╔══

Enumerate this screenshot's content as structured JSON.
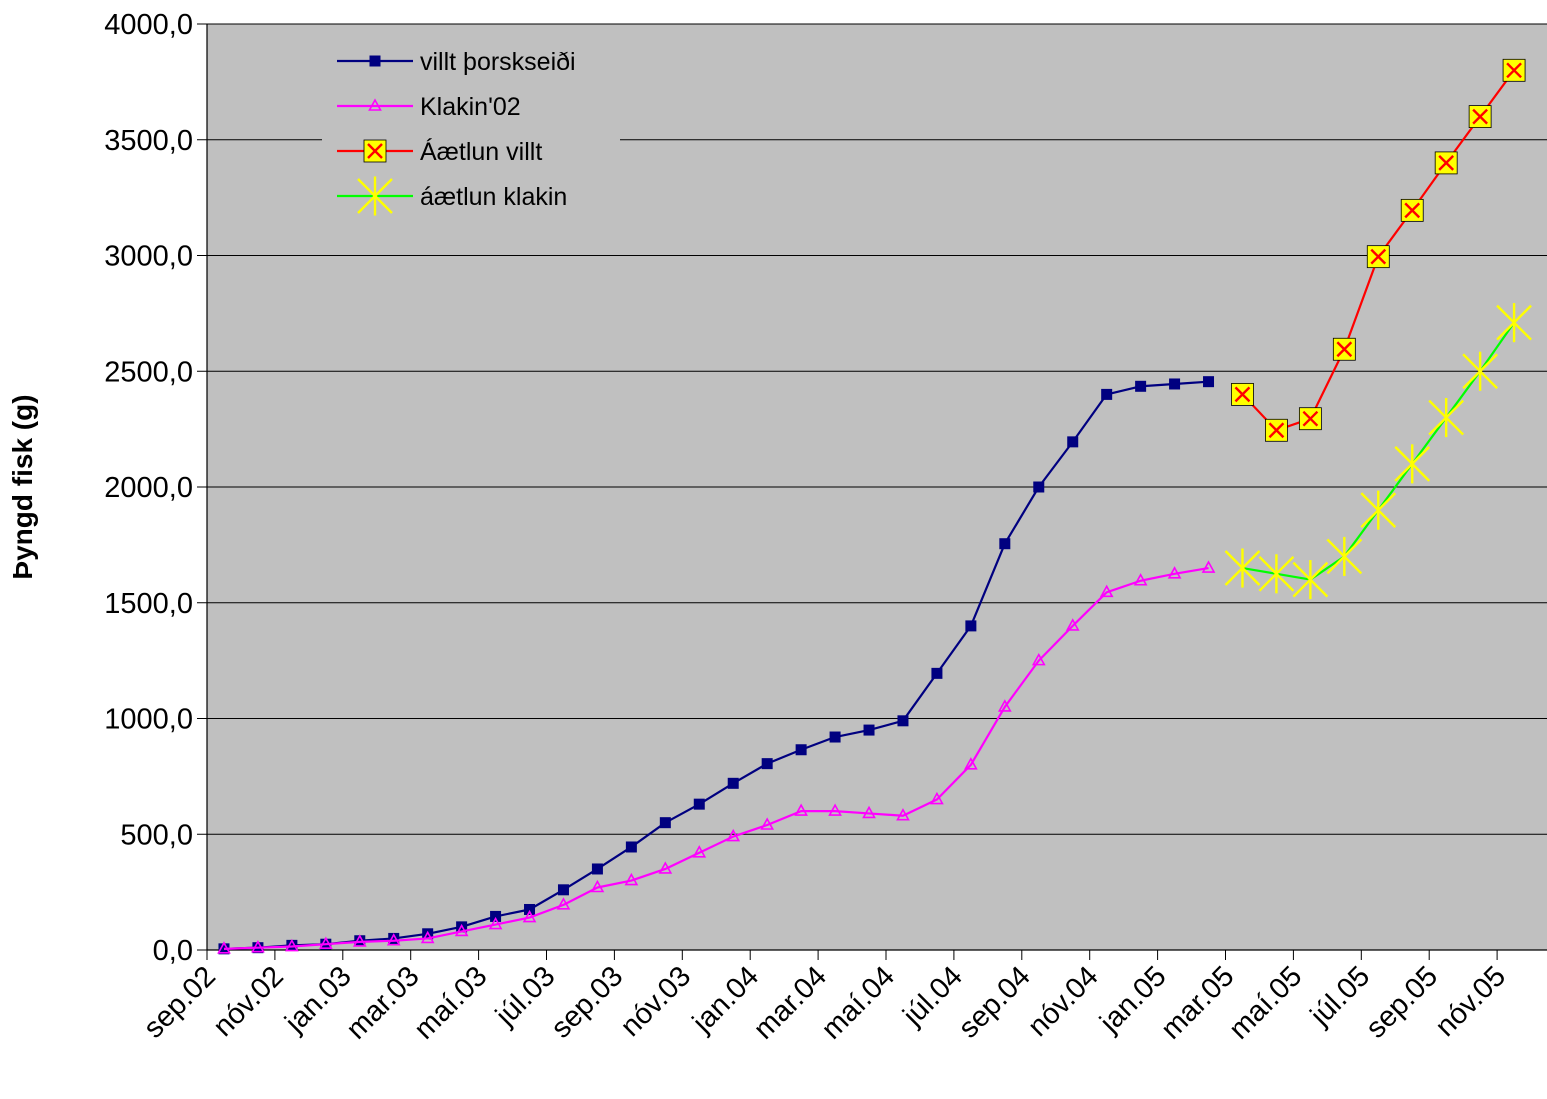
{
  "chart_data": {
    "type": "line",
    "title": "",
    "xlabel": "",
    "ylabel": "Þyngd fisk (g)",
    "ylim": [
      0,
      4000
    ],
    "y_ticks": [
      "0,0",
      "500,0",
      "1000,0",
      "1500,0",
      "2000,0",
      "2500,0",
      "3000,0",
      "3500,0",
      "4000,0"
    ],
    "x_tick_labels": [
      "sep.02",
      "nóv.02",
      "jan.03",
      "mar.03",
      "maí.03",
      "júl.03",
      "sep.03",
      "nóv.03",
      "jan.04",
      "mar.04",
      "maí.04",
      "júl.04",
      "sep.04",
      "nóv.04",
      "jan.05",
      "mar.05",
      "maí.05",
      "júl.05",
      "sep.05",
      "nóv.05"
    ],
    "grid": "horizontal",
    "legend_position": "top-left",
    "plot_background": "#C0C0C0",
    "series": [
      {
        "name": "villt þorskseiði",
        "color": "#000080",
        "marker": "square",
        "start_month_index": 1,
        "values": [
          5,
          10,
          20,
          25,
          40,
          50,
          70,
          100,
          145,
          175,
          260,
          350,
          445,
          550,
          630,
          720,
          805,
          865,
          920,
          950,
          990,
          1195,
          1400,
          1755,
          2000,
          2195,
          2400,
          2435,
          2445,
          2455
        ]
      },
      {
        "name": "Klakin'02",
        "color": "#FF00FF",
        "marker": "triangle",
        "start_month_index": 1,
        "values": [
          5,
          10,
          15,
          25,
          35,
          40,
          50,
          80,
          110,
          140,
          195,
          270,
          300,
          350,
          420,
          490,
          540,
          600,
          600,
          590,
          580,
          650,
          800,
          1050,
          1250,
          1400,
          1545,
          1595,
          1625,
          1650
        ]
      },
      {
        "name": "Áætlun villt",
        "color": "#FF0000",
        "marker": "x-box",
        "start_month_index": 31,
        "values": [
          2400,
          2245,
          2295,
          2595,
          2995,
          3195,
          3400,
          3600,
          3800
        ]
      },
      {
        "name": "áætlun klakin",
        "color": "#00FF00",
        "marker": "star",
        "start_month_index": 31,
        "values": [
          1650,
          1625,
          1600,
          1700,
          1900,
          2100,
          2300,
          2500,
          2710
        ]
      }
    ]
  }
}
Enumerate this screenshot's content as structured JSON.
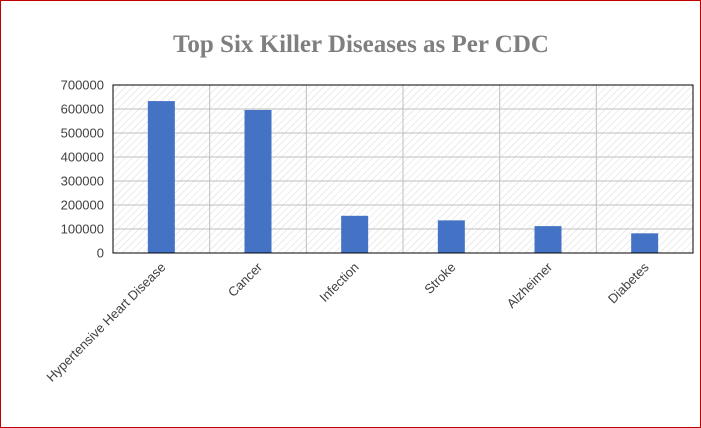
{
  "chart_data": {
    "type": "bar",
    "title": "Top Six Killer Diseases as Per CDC",
    "categories": [
      "Hypertensive Heart Disease",
      "Cancer",
      "Infection",
      "Stroke",
      "Alzheimer",
      "Diabetes"
    ],
    "values": [
      633000,
      596000,
      155000,
      136000,
      112000,
      82000
    ],
    "ylim": [
      0,
      700000
    ],
    "yticks": [
      "0",
      "100000",
      "200000",
      "300000",
      "400000",
      "500000",
      "600000",
      "700000"
    ],
    "xlabel": "",
    "ylabel": "",
    "grid": true,
    "legend": "none",
    "colors": {
      "bar": "#4472c4",
      "frame_border": "#c00000",
      "plot_border": "#000000",
      "hatch": "#d9d9d9",
      "gridline": "#bfbfbf"
    }
  }
}
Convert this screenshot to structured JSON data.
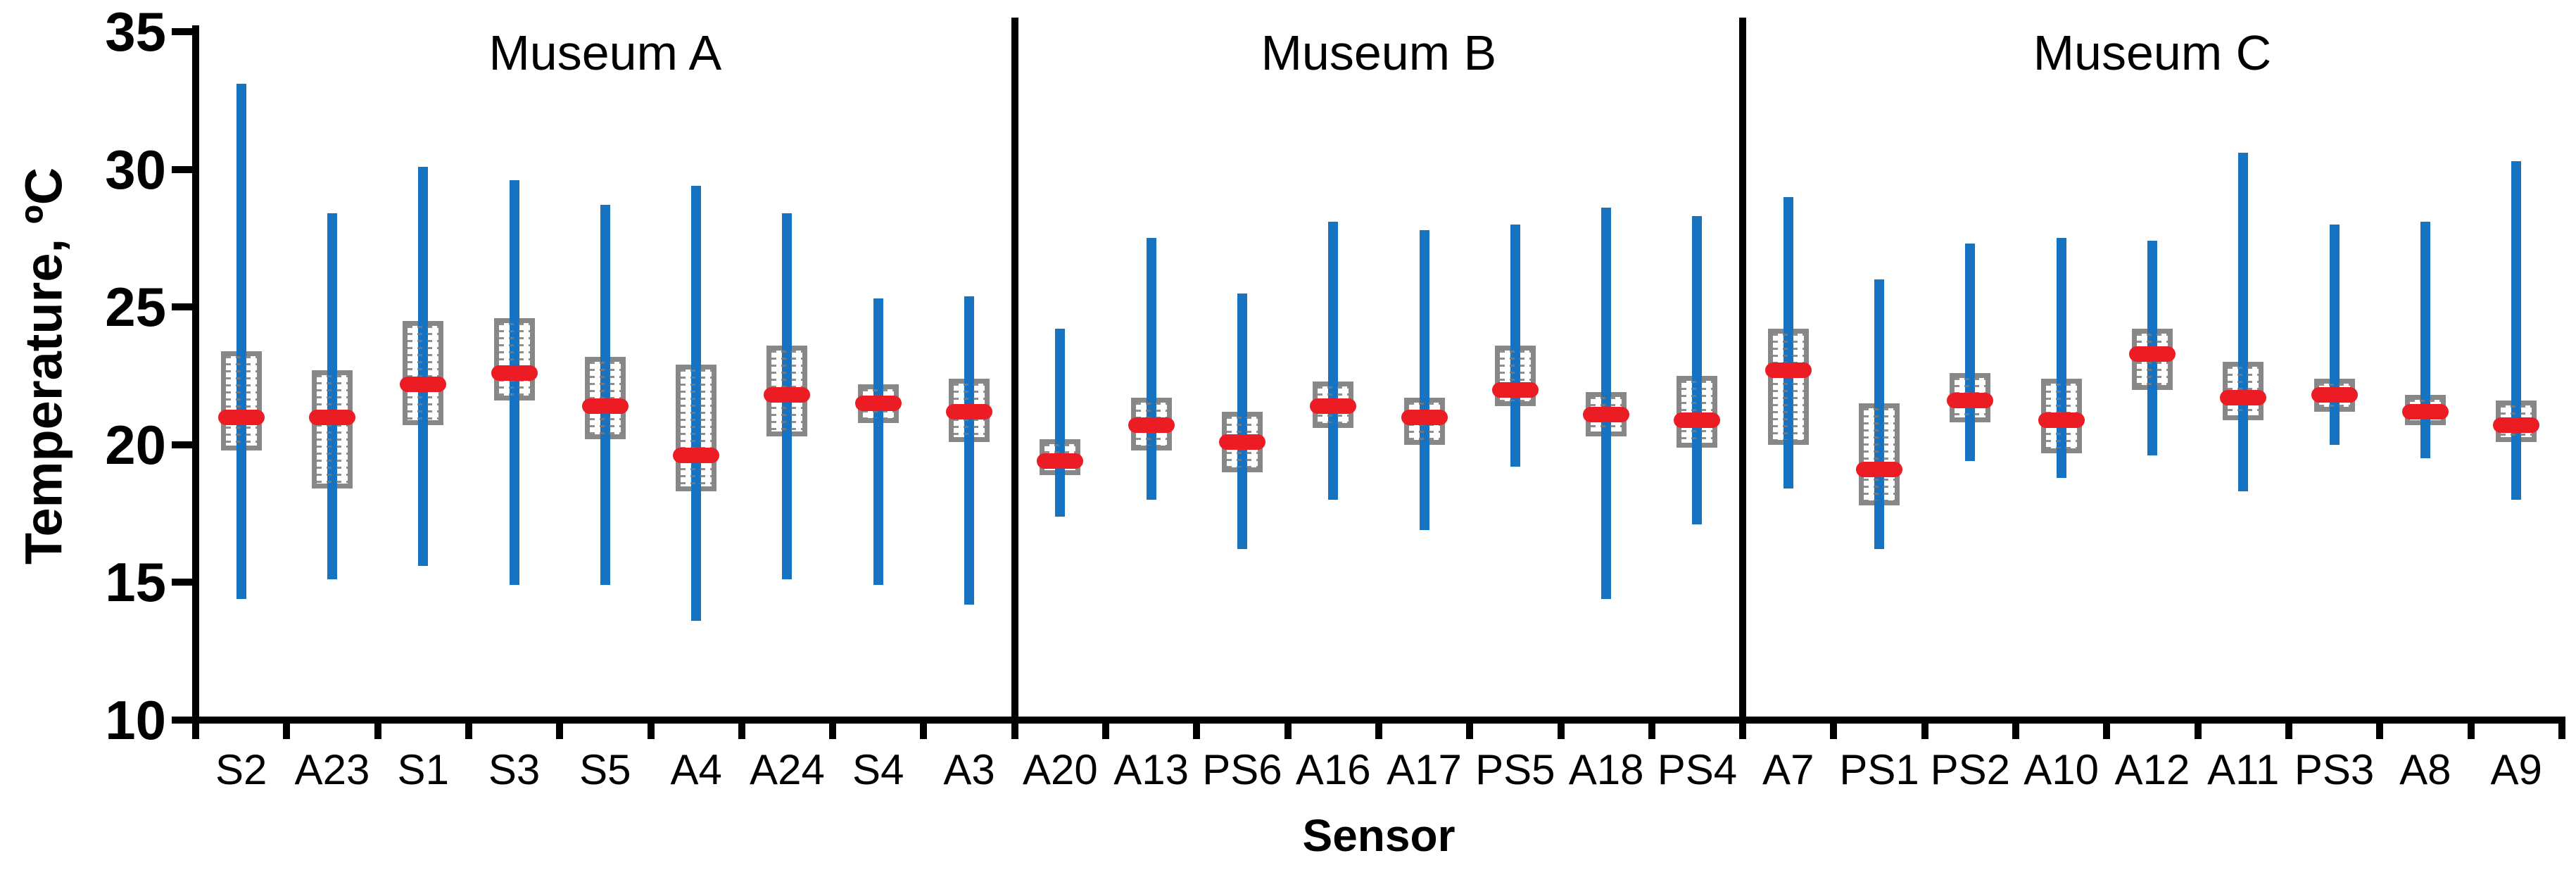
{
  "chart_data": {
    "type": "boxplot",
    "title": "",
    "xlabel": "Sensor",
    "ylabel": "Temperature, ºC",
    "ylim": [
      10,
      35
    ],
    "yticks": [
      35,
      30,
      25,
      20,
      15,
      10
    ],
    "grid": false,
    "legend": false,
    "colors": {
      "whisker_bar": "#1673C2",
      "box_border": "#878787",
      "box_pattern": "#7a7a7a",
      "median_marker": "#EC1C24",
      "axis": "#000000"
    },
    "groups": [
      {
        "label": "Museum A",
        "sensors": [
          {
            "label": "S2",
            "min": 14.4,
            "q1": 19.8,
            "median": 21.0,
            "q3": 23.4,
            "max": 33.1
          },
          {
            "label": "A23",
            "min": 15.1,
            "q1": 18.4,
            "median": 21.0,
            "q3": 22.7,
            "max": 28.4
          },
          {
            "label": "S1",
            "min": 15.6,
            "q1": 20.7,
            "median": 22.2,
            "q3": 24.5,
            "max": 30.1
          },
          {
            "label": "S3",
            "min": 14.9,
            "q1": 21.6,
            "median": 22.6,
            "q3": 24.6,
            "max": 29.6
          },
          {
            "label": "S5",
            "min": 14.9,
            "q1": 20.2,
            "median": 21.4,
            "q3": 23.2,
            "max": 28.7
          },
          {
            "label": "A4",
            "min": 13.6,
            "q1": 18.3,
            "median": 19.6,
            "q3": 22.9,
            "max": 29.4
          },
          {
            "label": "A24",
            "min": 15.1,
            "q1": 20.3,
            "median": 21.8,
            "q3": 23.6,
            "max": 28.4
          },
          {
            "label": "S4",
            "min": 14.9,
            "q1": 20.8,
            "median": 21.5,
            "q3": 22.2,
            "max": 25.3
          },
          {
            "label": "A3",
            "min": 14.2,
            "q1": 20.1,
            "median": 21.2,
            "q3": 22.4,
            "max": 25.4
          }
        ]
      },
      {
        "label": "Museum B",
        "sensors": [
          {
            "label": "A20",
            "min": 17.4,
            "q1": 18.9,
            "median": 19.4,
            "q3": 20.2,
            "max": 24.2
          },
          {
            "label": "A13",
            "min": 18.0,
            "q1": 19.8,
            "median": 20.7,
            "q3": 21.7,
            "max": 27.5
          },
          {
            "label": "PS6",
            "min": 16.2,
            "q1": 19.0,
            "median": 20.1,
            "q3": 21.2,
            "max": 25.5
          },
          {
            "label": "A16",
            "min": 18.0,
            "q1": 20.6,
            "median": 21.4,
            "q3": 22.3,
            "max": 28.1
          },
          {
            "label": "A17",
            "min": 16.9,
            "q1": 20.0,
            "median": 21.0,
            "q3": 21.7,
            "max": 27.8
          },
          {
            "label": "PS5",
            "min": 19.2,
            "q1": 21.4,
            "median": 22.0,
            "q3": 23.6,
            "max": 28.0
          },
          {
            "label": "A18",
            "min": 14.4,
            "q1": 20.3,
            "median": 21.1,
            "q3": 21.9,
            "max": 28.6
          },
          {
            "label": "PS4",
            "min": 17.1,
            "q1": 19.9,
            "median": 20.9,
            "q3": 22.5,
            "max": 28.3
          }
        ]
      },
      {
        "label": "Museum C",
        "sensors": [
          {
            "label": "A7",
            "min": 18.4,
            "q1": 20.0,
            "median": 22.7,
            "q3": 24.2,
            "max": 29.0
          },
          {
            "label": "PS1",
            "min": 16.2,
            "q1": 17.8,
            "median": 19.1,
            "q3": 21.5,
            "max": 26.0
          },
          {
            "label": "PS2",
            "min": 19.4,
            "q1": 20.8,
            "median": 21.6,
            "q3": 22.6,
            "max": 27.3
          },
          {
            "label": "A10",
            "min": 18.8,
            "q1": 19.7,
            "median": 20.9,
            "q3": 22.4,
            "max": 27.5
          },
          {
            "label": "A12",
            "min": 19.6,
            "q1": 22.0,
            "median": 23.3,
            "q3": 24.2,
            "max": 27.4
          },
          {
            "label": "A11",
            "min": 18.3,
            "q1": 20.9,
            "median": 21.7,
            "q3": 23.0,
            "max": 30.6
          },
          {
            "label": "PS3",
            "min": 20.0,
            "q1": 21.2,
            "median": 21.8,
            "q3": 22.4,
            "max": 28.0
          },
          {
            "label": "A8",
            "min": 19.5,
            "q1": 20.7,
            "median": 21.2,
            "q3": 21.8,
            "max": 28.1
          },
          {
            "label": "A9",
            "min": 18.0,
            "q1": 20.1,
            "median": 20.7,
            "q3": 21.6,
            "max": 30.3
          }
        ]
      }
    ]
  }
}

╚══

**BRIEF**
In the data above, how many lines contain the string "ylabel"? Answer with the number only.

**RIGHT ANSWER**
3